What this task involves:
Print every record exactly, with nothing added or left out.

Data section:
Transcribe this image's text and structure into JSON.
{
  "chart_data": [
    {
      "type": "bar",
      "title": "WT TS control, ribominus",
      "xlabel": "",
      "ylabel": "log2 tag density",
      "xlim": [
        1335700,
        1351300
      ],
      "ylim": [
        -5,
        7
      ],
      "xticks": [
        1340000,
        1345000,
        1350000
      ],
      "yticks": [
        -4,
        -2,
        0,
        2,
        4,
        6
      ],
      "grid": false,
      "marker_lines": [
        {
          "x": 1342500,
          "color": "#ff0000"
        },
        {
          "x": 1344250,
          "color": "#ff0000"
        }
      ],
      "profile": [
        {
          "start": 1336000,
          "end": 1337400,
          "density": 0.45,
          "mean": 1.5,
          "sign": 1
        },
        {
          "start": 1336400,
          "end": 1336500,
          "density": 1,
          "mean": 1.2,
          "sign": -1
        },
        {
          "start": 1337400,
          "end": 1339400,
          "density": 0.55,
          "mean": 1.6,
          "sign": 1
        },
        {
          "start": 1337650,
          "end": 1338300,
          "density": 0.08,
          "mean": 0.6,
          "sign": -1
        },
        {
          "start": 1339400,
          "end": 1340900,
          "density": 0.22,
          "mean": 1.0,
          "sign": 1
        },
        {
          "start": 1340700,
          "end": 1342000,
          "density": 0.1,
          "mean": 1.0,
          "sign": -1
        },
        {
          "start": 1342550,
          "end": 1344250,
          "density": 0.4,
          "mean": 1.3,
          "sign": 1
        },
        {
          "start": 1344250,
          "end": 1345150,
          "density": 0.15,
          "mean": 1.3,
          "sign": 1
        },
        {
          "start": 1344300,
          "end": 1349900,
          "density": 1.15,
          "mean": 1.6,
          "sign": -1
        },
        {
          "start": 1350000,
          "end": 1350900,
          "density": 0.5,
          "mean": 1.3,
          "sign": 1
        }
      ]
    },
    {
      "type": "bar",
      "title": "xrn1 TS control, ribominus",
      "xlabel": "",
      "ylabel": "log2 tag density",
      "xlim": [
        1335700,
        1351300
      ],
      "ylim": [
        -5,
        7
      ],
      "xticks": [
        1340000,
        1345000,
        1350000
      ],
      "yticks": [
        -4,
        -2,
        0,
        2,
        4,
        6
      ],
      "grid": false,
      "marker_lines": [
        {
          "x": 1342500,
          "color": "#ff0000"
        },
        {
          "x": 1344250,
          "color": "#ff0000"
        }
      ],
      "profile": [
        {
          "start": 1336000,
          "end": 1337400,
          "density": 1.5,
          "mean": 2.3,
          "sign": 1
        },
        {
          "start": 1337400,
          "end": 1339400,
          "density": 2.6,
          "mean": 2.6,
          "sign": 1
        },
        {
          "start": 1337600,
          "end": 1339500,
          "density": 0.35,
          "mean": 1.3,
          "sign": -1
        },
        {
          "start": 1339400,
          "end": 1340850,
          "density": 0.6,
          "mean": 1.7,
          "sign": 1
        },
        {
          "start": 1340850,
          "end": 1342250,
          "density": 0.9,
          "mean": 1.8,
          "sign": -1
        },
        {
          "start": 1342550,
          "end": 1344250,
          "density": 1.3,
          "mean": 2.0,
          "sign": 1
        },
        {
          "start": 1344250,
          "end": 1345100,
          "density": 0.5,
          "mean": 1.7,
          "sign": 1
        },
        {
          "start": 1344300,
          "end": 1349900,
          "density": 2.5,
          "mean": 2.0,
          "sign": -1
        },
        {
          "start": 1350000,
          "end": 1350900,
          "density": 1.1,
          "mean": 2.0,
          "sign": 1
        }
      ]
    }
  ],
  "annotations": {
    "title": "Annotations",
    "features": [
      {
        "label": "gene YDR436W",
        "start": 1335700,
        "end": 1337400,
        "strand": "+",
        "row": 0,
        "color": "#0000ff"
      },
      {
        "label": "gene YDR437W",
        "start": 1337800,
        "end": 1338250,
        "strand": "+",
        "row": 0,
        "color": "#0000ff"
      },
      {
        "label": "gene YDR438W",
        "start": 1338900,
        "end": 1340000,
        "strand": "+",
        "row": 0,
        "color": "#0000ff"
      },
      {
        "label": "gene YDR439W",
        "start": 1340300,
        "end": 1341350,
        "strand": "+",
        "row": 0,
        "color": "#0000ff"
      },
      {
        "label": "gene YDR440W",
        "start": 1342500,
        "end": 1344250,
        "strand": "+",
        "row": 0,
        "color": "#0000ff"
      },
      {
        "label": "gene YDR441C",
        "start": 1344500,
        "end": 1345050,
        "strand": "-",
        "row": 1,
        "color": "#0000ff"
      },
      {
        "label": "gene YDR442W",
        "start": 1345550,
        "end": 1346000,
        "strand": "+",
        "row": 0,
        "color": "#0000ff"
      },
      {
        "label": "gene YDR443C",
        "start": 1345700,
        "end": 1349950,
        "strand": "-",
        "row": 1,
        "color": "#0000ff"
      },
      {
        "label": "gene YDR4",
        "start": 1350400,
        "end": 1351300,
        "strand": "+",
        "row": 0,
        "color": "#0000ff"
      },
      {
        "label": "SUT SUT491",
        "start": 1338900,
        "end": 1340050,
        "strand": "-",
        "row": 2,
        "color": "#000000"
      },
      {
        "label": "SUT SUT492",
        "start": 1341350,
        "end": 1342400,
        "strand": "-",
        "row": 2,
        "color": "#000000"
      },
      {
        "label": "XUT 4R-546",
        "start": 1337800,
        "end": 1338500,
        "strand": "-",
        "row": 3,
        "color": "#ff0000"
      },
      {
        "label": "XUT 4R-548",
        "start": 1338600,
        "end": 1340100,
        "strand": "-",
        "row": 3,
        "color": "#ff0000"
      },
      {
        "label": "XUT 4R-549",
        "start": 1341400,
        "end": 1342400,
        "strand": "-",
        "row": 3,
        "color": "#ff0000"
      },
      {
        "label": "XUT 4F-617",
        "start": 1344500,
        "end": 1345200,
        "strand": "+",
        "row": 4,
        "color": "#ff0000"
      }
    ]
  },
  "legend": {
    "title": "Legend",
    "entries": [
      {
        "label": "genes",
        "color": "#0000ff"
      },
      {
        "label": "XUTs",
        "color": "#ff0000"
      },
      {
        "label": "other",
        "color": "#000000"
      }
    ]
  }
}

Worked solution:
Transcribe this image's text and structure into JSON.
{
  "chart_data": [
    {
      "type": "bar",
      "title": "WT TS control, ribominus",
      "xlabel": "",
      "ylabel": "log2 tag density",
      "xlim": [
        1335700,
        1351300
      ],
      "ylim": [
        -5,
        7
      ],
      "xticks": [
        1340000,
        1345000,
        1350000
      ],
      "yticks": [
        -4,
        -2,
        0,
        2,
        4,
        6
      ],
      "grid": false,
      "marker_lines": [
        {
          "x": 1342500,
          "color": "#ff0000"
        },
        {
          "x": 1344250,
          "color": "#ff0000"
        }
      ],
      "profile": [
        {
          "start": 1336000,
          "end": 1337400,
          "density": 0.45,
          "mean": 1.5,
          "sign": 1
        },
        {
          "start": 1336400,
          "end": 1336500,
          "density": 1,
          "mean": 1.2,
          "sign": -1
        },
        {
          "start": 1337400,
          "end": 1339400,
          "density": 0.55,
          "mean": 1.6,
          "sign": 1
        },
        {
          "start": 1337650,
          "end": 1338300,
          "density": 0.08,
          "mean": 0.6,
          "sign": -1
        },
        {
          "start": 1339400,
          "end": 1340900,
          "density": 0.22,
          "mean": 1.0,
          "sign": 1
        },
        {
          "start": 1340700,
          "end": 1342000,
          "density": 0.1,
          "mean": 1.0,
          "sign": -1
        },
        {
          "start": 1342550,
          "end": 1344250,
          "density": 0.4,
          "mean": 1.3,
          "sign": 1
        },
        {
          "start": 1344250,
          "end": 1345150,
          "density": 0.15,
          "mean": 1.3,
          "sign": 1
        },
        {
          "start": 1344300,
          "end": 1349900,
          "density": 1.15,
          "mean": 1.6,
          "sign": -1
        },
        {
          "start": 1350000,
          "end": 1350900,
          "density": 0.5,
          "mean": 1.3,
          "sign": 1
        }
      ]
    },
    {
      "type": "bar",
      "title": "xrn1 TS control, ribominus",
      "xlabel": "",
      "ylabel": "log2 tag density",
      "xlim": [
        1335700,
        1351300
      ],
      "ylim": [
        -5,
        7
      ],
      "xticks": [
        1340000,
        1345000,
        1350000
      ],
      "yticks": [
        -4,
        -2,
        0,
        2,
        4,
        6
      ],
      "grid": false,
      "marker_lines": [
        {
          "x": 1342500,
          "color": "#ff0000"
        },
        {
          "x": 1344250,
          "color": "#ff0000"
        }
      ],
      "profile": [
        {
          "start": 1336000,
          "end": 1337400,
          "density": 1.5,
          "mean": 2.3,
          "sign": 1
        },
        {
          "start": 1337400,
          "end": 1339400,
          "density": 2.6,
          "mean": 2.6,
          "sign": 1
        },
        {
          "start": 1337600,
          "end": 1339500,
          "density": 0.35,
          "mean": 1.3,
          "sign": -1
        },
        {
          "start": 1339400,
          "end": 1340850,
          "density": 0.6,
          "mean": 1.7,
          "sign": 1
        },
        {
          "start": 1340850,
          "end": 1342250,
          "density": 0.9,
          "mean": 1.8,
          "sign": -1
        },
        {
          "start": 1342550,
          "end": 1344250,
          "density": 1.3,
          "mean": 2.0,
          "sign": 1
        },
        {
          "start": 1344250,
          "end": 1345100,
          "density": 0.5,
          "mean": 1.7,
          "sign": 1
        },
        {
          "start": 1344300,
          "end": 1349900,
          "density": 2.5,
          "mean": 2.0,
          "sign": -1
        },
        {
          "start": 1350000,
          "end": 1350900,
          "density": 1.1,
          "mean": 2.0,
          "sign": 1
        }
      ]
    }
  ],
  "annotations": {
    "title": "Annotations",
    "features": [
      {
        "label": "gene YDR436W",
        "start": 1335700,
        "end": 1337400,
        "strand": "+",
        "row": 0,
        "color": "#0000ff"
      },
      {
        "label": "gene YDR437W",
        "start": 1337800,
        "end": 1338250,
        "strand": "+",
        "row": 0,
        "color": "#0000ff"
      },
      {
        "label": "gene YDR438W",
        "start": 1338900,
        "end": 1340000,
        "strand": "+",
        "row": 0,
        "color": "#0000ff"
      },
      {
        "label": "gene YDR439W",
        "start": 1340300,
        "end": 1341350,
        "strand": "+",
        "row": 0,
        "color": "#0000ff"
      },
      {
        "label": "gene YDR440W",
        "start": 1342500,
        "end": 1344250,
        "strand": "+",
        "row": 0,
        "color": "#0000ff"
      },
      {
        "label": "gene YDR441C",
        "start": 1344500,
        "end": 1345050,
        "strand": "-",
        "row": 1,
        "color": "#0000ff"
      },
      {
        "label": "gene YDR442W",
        "start": 1345550,
        "end": 1346000,
        "strand": "+",
        "row": 0,
        "color": "#0000ff"
      },
      {
        "label": "gene YDR443C",
        "start": 1345700,
        "end": 1349950,
        "strand": "-",
        "row": 1,
        "color": "#0000ff"
      },
      {
        "label": "gene YDR4",
        "start": 1350400,
        "end": 1351300,
        "strand": "+",
        "row": 0,
        "color": "#0000ff"
      },
      {
        "label": "SUT SUT491",
        "start": 1338900,
        "end": 1340050,
        "strand": "-",
        "row": 2,
        "color": "#000000"
      },
      {
        "label": "SUT SUT492",
        "start": 1341350,
        "end": 1342400,
        "strand": "-",
        "row": 2,
        "color": "#000000"
      },
      {
        "label": "XUT 4R-546",
        "start": 1337800,
        "end": 1338500,
        "strand": "-",
        "row": 3,
        "color": "#ff0000"
      },
      {
        "label": "XUT 4R-548",
        "start": 1338600,
        "end": 1340100,
        "strand": "-",
        "row": 3,
        "color": "#ff0000"
      },
      {
        "label": "XUT 4R-549",
        "start": 1341400,
        "end": 1342400,
        "strand": "-",
        "row": 3,
        "color": "#ff0000"
      },
      {
        "label": "XUT 4F-617",
        "start": 1344500,
        "end": 1345200,
        "strand": "+",
        "row": 4,
        "color": "#ff0000"
      }
    ]
  },
  "legend": {
    "title": "Legend",
    "entries": [
      {
        "label": "genes",
        "color": "#0000ff"
      },
      {
        "label": "XUTs",
        "color": "#ff0000"
      },
      {
        "label": "other",
        "color": "#000000"
      }
    ]
  }
}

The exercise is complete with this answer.